» Source document
I got X = sqrt (3ay + z^2)
I'm pretty sure you can't break down the z^2 because the square root must go over the whole term 3ay + z^2. Am I right?
2006-11-07 00:40:14 · 4 answers · asked by Allen S 2 in Science & Mathematics ➔ Mathematics
yes, you are correct.
2006-11-07 00:44:32 · answer #1 · answered by JEREMY 2 · 0⤊ 0⤋
Unfortunately, your question isn't clear. :( What is it you're looking for? What are you supposed to solve for or determine?
If you're solving for y, then the answer obviously is:
y = (x^2 – z^2)/3a
If you're solving for x, then the answer, as you pointed out, is:
x = \|3ay + z^2
And yes, you are right, the square root operation gets performed on the whole term. In a situation, if you're not sure about this, an easy way to know what to do is to remember that what you're really doing is applying the square root operation to everything on either side of the equation. For example:
For the equation: w^2 + x^2 = y^2 + z^2, if you square root both sides, you get: \|w^2 + x^2 = \|y^2 + z^2.

Raw records
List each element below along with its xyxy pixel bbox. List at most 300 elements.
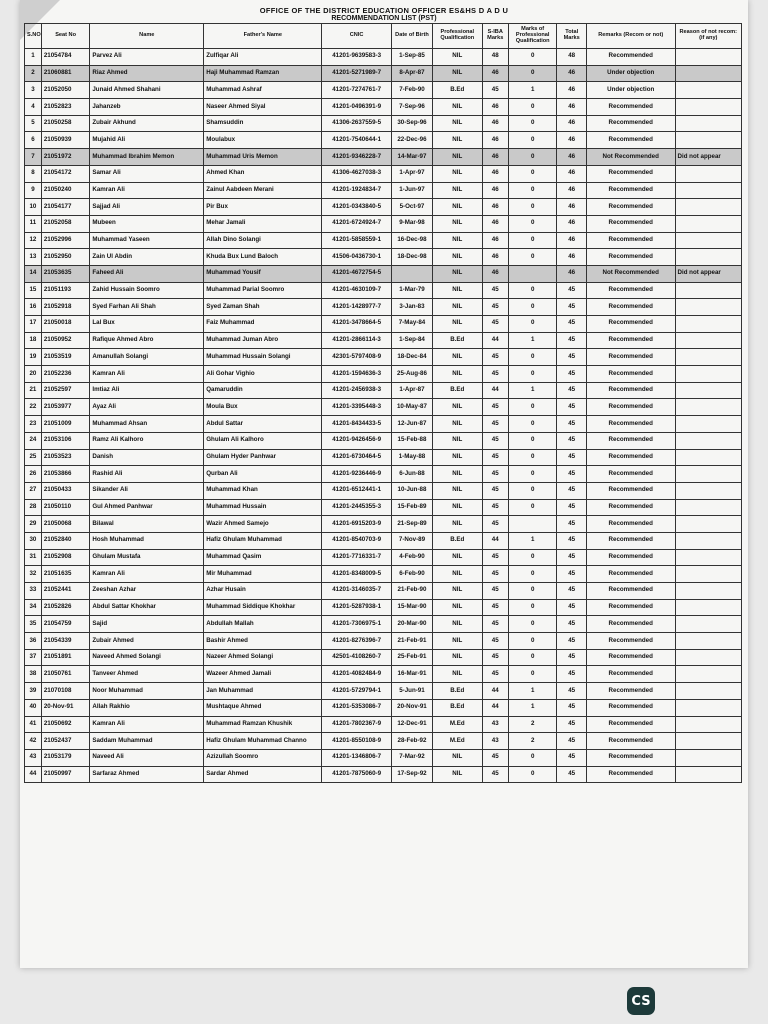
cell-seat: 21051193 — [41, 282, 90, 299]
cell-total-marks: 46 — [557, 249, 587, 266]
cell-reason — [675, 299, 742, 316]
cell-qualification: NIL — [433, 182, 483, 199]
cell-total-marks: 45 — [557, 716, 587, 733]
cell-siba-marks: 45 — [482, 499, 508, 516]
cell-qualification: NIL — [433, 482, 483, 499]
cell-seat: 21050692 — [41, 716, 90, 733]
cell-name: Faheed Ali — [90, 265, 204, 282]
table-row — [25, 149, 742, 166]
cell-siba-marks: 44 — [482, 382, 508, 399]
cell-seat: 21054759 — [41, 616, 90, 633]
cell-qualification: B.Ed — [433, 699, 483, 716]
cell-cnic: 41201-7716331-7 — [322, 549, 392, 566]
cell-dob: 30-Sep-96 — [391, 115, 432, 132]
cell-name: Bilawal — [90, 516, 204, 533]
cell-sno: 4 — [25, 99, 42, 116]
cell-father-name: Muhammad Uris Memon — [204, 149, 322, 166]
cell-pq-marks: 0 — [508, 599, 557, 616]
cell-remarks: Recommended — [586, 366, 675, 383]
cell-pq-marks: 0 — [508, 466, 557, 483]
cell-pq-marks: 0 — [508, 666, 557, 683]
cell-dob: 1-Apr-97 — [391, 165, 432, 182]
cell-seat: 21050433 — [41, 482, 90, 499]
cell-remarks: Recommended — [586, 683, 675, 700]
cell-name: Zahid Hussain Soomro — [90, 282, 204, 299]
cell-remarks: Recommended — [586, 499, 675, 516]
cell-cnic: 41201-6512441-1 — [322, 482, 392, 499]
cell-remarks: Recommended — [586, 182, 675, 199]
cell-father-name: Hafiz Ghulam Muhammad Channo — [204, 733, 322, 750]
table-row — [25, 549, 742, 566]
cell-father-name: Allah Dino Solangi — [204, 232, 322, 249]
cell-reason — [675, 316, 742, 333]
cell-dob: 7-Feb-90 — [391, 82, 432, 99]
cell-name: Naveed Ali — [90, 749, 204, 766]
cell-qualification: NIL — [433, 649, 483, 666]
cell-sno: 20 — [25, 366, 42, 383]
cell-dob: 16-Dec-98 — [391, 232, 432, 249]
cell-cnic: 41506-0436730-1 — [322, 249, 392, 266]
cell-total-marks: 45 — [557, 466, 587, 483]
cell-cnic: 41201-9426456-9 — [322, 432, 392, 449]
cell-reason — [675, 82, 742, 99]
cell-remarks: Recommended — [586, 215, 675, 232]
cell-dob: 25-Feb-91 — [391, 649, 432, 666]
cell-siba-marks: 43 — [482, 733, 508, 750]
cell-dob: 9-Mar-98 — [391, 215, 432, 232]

» Exercise tasks
1. Reproduce a passage from the square root forum thread word for word. Start at the words "2006-11-07 00:40:14 ·" and stop after "for or determine?".
2. Carry on the forum thread about taking the square root of 3ay + z^2, picking up after its last sentence.

» Task-by-task outputs
1.
2006-11-07 00:40:14 · 4 answers · asked by Allen S 2 in Science & Mathematics ➔ Mathematics
yes, you are correct.
2006-11-07 00:44:32 · answer #1 · answered by JEREMY 2 · 0⤊ 0⤋
Unfortunately, your question isn't clear. :( What is it you're looking for? What are you supposed to solve for or determine?

2.
Since you're square rooting both sides, then regardless how many terms there are on either side, they're considered to be one group, since that group consititutes either side of the equation. i.e.: the right side of my equation is y^2 + z^2, not y^2 or z^2.
If you're solving for z, then the answer is thus:
z = \|x^2 – 3ay
I am quite surprised by your question. There is only 1 equation, 4 unknowns and the desired aim is equally unknown! A most unusual situation! I sure hope that helped. :) Take care and have a great day. :)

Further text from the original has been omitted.